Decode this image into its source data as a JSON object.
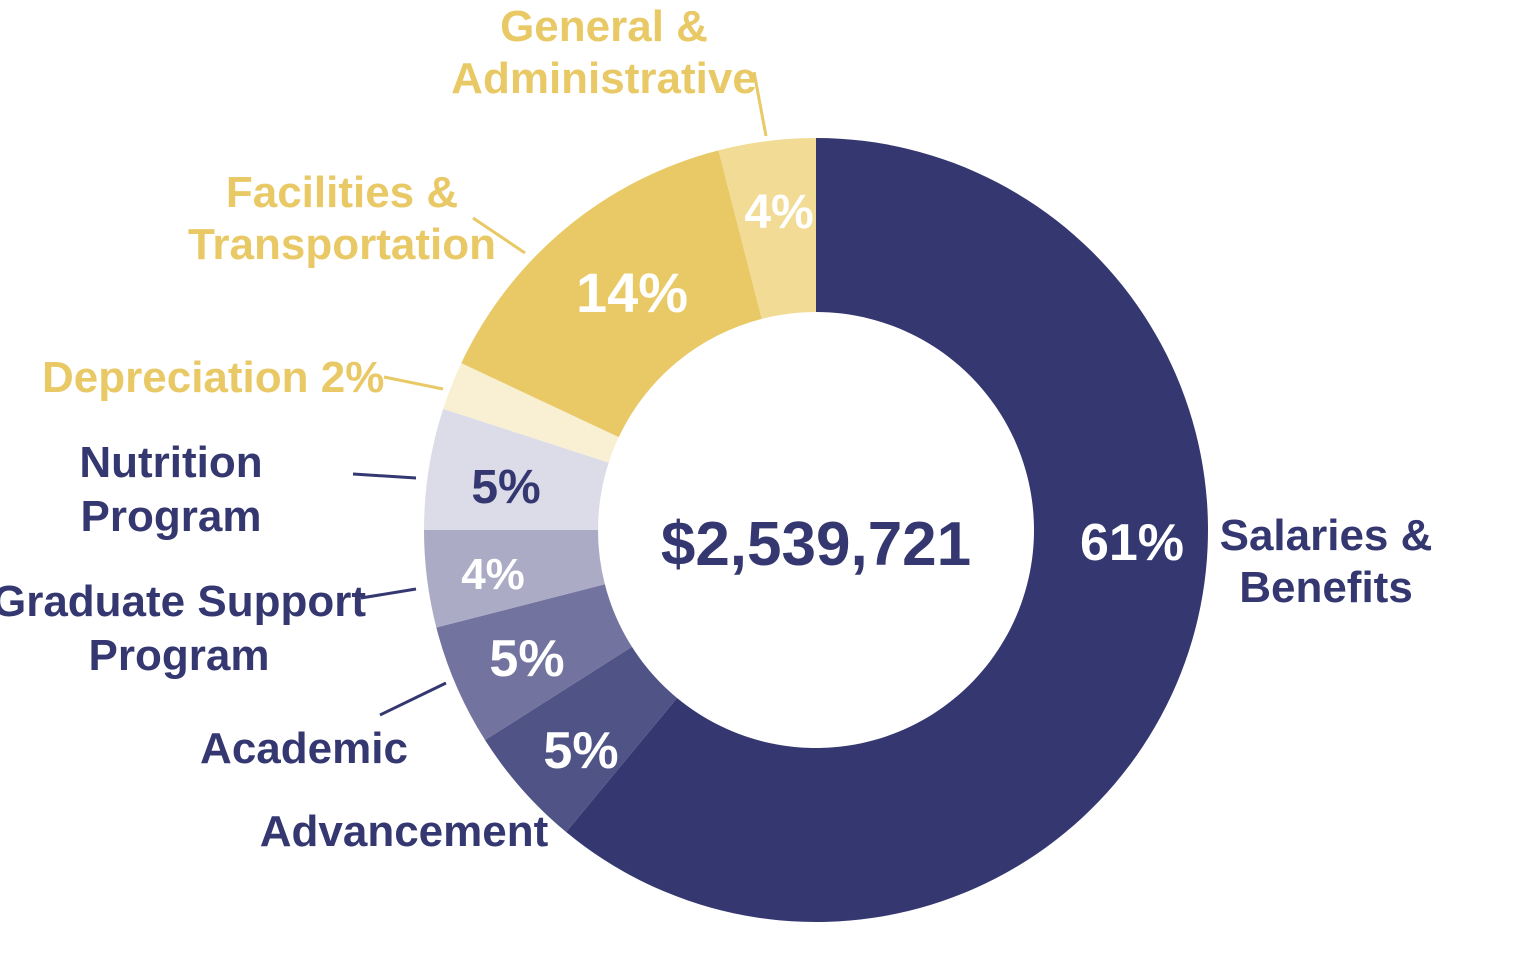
{
  "chart_data": {
    "type": "donut",
    "total_label": "$2,539,721",
    "colors": {
      "total_text": "#353870",
      "navy_label": "#353870",
      "gold_label": "#E9C965",
      "leader_navy": "#353870",
      "leader_gold": "#E9C965"
    },
    "slices": [
      {
        "name": "Salaries & Benefits",
        "label_lines": [
          "Salaries &",
          "Benefits"
        ],
        "value": 61,
        "pct_label": "61%",
        "color": "#353870",
        "pct_color": "#ffffff",
        "label_color_key": "navy_label"
      },
      {
        "name": "Advancement",
        "label_lines": [
          "Advancement"
        ],
        "value": 5,
        "pct_label": "5%",
        "color": "#4F5385",
        "pct_color": "#ffffff",
        "label_color_key": "navy_label"
      },
      {
        "name": "Academic",
        "label_lines": [
          "Academic"
        ],
        "value": 5,
        "pct_label": "5%",
        "color": "#73739F",
        "pct_color": "#ffffff",
        "label_color_key": "navy_label"
      },
      {
        "name": "Graduate Support Program",
        "label_lines": [
          "Graduate Support",
          "Program"
        ],
        "value": 4,
        "pct_label": "4%",
        "color": "#ACABC6",
        "pct_color": "#ffffff",
        "label_color_key": "navy_label"
      },
      {
        "name": "Nutrition Program",
        "label_lines": [
          "Nutrition",
          "Program"
        ],
        "value": 5,
        "pct_label": "5%",
        "color": "#DCDBE8",
        "pct_color": "#353870",
        "label_color_key": "navy_label"
      },
      {
        "name": "Depreciation",
        "label_lines": [
          "Depreciation  2%"
        ],
        "value": 2,
        "pct_label": "",
        "color": "#F9F0D3",
        "pct_color": "#E9C965",
        "label_color_key": "gold_label"
      },
      {
        "name": "Facilities & Transportation",
        "label_lines": [
          "Facilities &",
          "Transportation"
        ],
        "value": 14,
        "pct_label": "14%",
        "color": "#E9C965",
        "pct_color": "#ffffff",
        "label_color_key": "gold_label"
      },
      {
        "name": "General & Administrative",
        "label_lines": [
          "General &",
          "Administrative"
        ],
        "value": 4,
        "pct_label": "4%",
        "color": "#F1DB95",
        "pct_color": "#ffffff",
        "label_color_key": "gold_label"
      }
    ]
  }
}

------------------------

* TASK TO CARRY OUT *
List every line in the records above that contains the word "name".

* TASK ANSWER *
        "name": "Salaries & Benefits",
        "name": "Advancement",
        "name": "Academic",
        "name": "Graduate Support Program",
        "name": "Nutrition Program",
        "name": "Depreciation",
        "name": "Facilities & Transportation",
        "name": "General & Administrative",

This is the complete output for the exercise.